[start of Working data]

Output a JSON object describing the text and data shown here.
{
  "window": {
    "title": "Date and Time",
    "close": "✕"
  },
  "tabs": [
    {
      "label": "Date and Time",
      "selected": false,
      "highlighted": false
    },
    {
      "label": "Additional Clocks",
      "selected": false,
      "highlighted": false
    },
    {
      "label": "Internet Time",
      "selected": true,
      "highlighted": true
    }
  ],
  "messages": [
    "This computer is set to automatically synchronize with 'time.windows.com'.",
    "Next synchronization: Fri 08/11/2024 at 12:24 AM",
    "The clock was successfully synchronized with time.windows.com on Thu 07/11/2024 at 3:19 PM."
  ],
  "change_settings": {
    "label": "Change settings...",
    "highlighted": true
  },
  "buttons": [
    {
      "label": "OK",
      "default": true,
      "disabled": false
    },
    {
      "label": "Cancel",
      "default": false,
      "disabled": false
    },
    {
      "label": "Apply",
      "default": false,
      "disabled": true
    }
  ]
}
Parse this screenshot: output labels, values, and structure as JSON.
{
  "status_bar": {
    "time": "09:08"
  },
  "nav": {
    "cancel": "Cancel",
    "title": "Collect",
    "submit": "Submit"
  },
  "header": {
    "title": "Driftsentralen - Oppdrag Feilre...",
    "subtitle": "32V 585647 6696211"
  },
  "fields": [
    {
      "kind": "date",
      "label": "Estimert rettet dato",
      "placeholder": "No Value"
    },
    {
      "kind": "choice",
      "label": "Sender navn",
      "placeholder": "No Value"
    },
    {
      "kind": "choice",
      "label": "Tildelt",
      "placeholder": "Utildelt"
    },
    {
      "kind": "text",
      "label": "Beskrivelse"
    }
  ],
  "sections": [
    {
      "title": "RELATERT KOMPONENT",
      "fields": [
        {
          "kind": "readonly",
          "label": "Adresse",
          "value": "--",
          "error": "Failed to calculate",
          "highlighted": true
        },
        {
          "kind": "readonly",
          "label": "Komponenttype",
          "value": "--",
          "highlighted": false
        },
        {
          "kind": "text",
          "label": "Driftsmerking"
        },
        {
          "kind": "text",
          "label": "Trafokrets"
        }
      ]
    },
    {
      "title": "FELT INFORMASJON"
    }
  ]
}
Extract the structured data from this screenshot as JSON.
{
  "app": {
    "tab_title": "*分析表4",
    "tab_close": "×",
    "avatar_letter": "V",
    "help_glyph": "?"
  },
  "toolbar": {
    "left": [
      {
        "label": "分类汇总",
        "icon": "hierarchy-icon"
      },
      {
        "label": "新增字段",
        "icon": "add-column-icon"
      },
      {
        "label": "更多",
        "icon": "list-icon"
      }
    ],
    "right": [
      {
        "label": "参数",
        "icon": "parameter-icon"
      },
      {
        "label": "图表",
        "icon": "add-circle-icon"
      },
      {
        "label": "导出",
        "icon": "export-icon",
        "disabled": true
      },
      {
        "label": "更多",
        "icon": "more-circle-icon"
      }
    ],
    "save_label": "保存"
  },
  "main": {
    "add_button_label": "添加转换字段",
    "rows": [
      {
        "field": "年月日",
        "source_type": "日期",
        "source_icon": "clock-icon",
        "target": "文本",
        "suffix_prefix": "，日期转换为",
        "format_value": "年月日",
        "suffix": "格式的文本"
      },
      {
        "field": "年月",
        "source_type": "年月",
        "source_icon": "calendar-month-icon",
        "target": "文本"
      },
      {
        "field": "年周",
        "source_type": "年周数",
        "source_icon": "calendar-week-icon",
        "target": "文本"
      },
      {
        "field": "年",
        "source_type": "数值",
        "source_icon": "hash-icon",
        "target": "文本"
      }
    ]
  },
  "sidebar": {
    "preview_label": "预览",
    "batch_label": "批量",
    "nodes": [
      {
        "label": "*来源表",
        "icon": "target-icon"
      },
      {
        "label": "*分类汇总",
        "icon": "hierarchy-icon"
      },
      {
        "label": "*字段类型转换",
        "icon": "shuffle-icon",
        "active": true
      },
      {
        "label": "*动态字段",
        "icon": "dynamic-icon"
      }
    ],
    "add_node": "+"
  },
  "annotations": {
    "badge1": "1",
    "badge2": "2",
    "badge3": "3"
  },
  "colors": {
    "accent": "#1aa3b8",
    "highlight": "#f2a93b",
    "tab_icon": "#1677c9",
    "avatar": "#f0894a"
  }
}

[end of Working data]

All of the records must be retyped exactly as they are.

* [Expected output]:
Output a JSON object describing the text and data shown here.
{
  "window": {
    "title": "Date and Time",
    "close": "✕"
  },
  "tabs": [
    {
      "label": "Date and Time",
      "selected": false,
      "highlighted": false
    },
    {
      "label": "Additional Clocks",
      "selected": false,
      "highlighted": false
    },
    {
      "label": "Internet Time",
      "selected": true,
      "highlighted": true
    }
  ],
  "messages": [
    "This computer is set to automatically synchronize with 'time.windows.com'.",
    "Next synchronization: Fri 08/11/2024 at 12:24 AM",
    "The clock was successfully synchronized with time.windows.com on Thu 07/11/2024 at 3:19 PM."
  ],
  "change_settings": {
    "label": "Change settings...",
    "highlighted": true
  },
  "buttons": [
    {
      "label": "OK",
      "default": true,
      "disabled": false
    },
    {
      "label": "Cancel",
      "default": false,
      "disabled": false
    },
    {
      "label": "Apply",
      "default": false,
      "disabled": true
    }
  ]
}
Parse this screenshot: output labels, values, and structure as JSON.
{
  "status_bar": {
    "time": "09:08"
  },
  "nav": {
    "cancel": "Cancel",
    "title": "Collect",
    "submit": "Submit"
  },
  "header": {
    "title": "Driftsentralen - Oppdrag Feilre...",
    "subtitle": "32V 585647 6696211"
  },
  "fields": [
    {
      "kind": "date",
      "label": "Estimert rettet dato",
      "placeholder": "No Value"
    },
    {
      "kind": "choice",
      "label": "Sender navn",
      "placeholder": "No Value"
    },
    {
      "kind": "choice",
      "label": "Tildelt",
      "placeholder": "Utildelt"
    },
    {
      "kind": "text",
      "label": "Beskrivelse"
    }
  ],
  "sections": [
    {
      "title": "RELATERT KOMPONENT",
      "fields": [
        {
          "kind": "readonly",
          "label": "Adresse",
          "value": "--",
          "error": "Failed to calculate",
          "highlighted": true
        },
        {
          "kind": "readonly",
          "label": "Komponenttype",
          "value": "--",
          "highlighted": false
        },
        {
          "kind": "text",
          "label": "Driftsmerking"
        },
        {
          "kind": "text",
          "label": "Trafokrets"
        }
      ]
    },
    {
      "title": "FELT INFORMASJON"
    }
  ]
}
Extract the structured data from this screenshot as JSON.
{
  "app": {
    "tab_title": "*分析表4",
    "tab_close": "×",
    "avatar_letter": "V",
    "help_glyph": "?"
  },
  "toolbar": {
    "left": [
      {
        "label": "分类汇总",
        "icon": "hierarchy-icon"
      },
      {
        "label": "新增字段",
        "icon": "add-column-icon"
      },
      {
        "label": "更多",
        "icon": "list-icon"
      }
    ],
    "right": [
      {
        "label": "参数",
        "icon": "parameter-icon"
      },
      {
        "label": "图表",
        "icon": "add-circle-icon"
      },
      {
        "label": "导出",
        "icon": "export-icon",
        "disabled": true
      },
      {
        "label": "更多",
        "icon": "more-circle-icon"
      }
    ],
    "save_label": "保存"
  },
  "main": {
    "add_button_label": "添加转换字段",
    "rows": [
      {
        "field": "年月日",
        "source_type": "日期",
        "source_icon": "clock-icon",
        "target": "文本",
        "suffix_prefix": "，日期转换为",
        "format_value": "年月日",
        "suffix": "格式的文本"
      },
      {
        "field": "年月",
        "source_type": "年月",
        "source_icon": "calendar-month-icon",
        "target": "文本"
      },
      {
        "field": "年周",
        "source_type": "年周数",
        "source_icon": "calendar-week-icon",
        "target": "文本"
      },
      {
        "field": "年",
        "source_type": "数值",
        "source_icon": "hash-icon",
        "target": "文本"
      }
    ]
  },
  "sidebar": {
    "preview_label": "预览",
    "batch_label": "批量",
    "nodes": [
      {
        "label": "*来源表",
        "icon": "target-icon"
      },
      {
        "label": "*分类汇总",
        "icon": "hierarchy-icon"
      },
      {
        "label": "*字段类型转换",
        "icon": "shuffle-icon",
        "active": true
      },
      {
        "label": "*动态字段",
        "icon": "dynamic-icon"
      }
    ],
    "add_node": "+"
  },
  "annotations": {
    "badge1": "1",
    "badge2": "2",
    "badge3": "3"
  },
  "colors": {
    "accent": "#1aa3b8",
    "highlight": "#f2a93b",
    "tab_icon": "#1677c9",
    "avatar": "#f0894a"
  }
}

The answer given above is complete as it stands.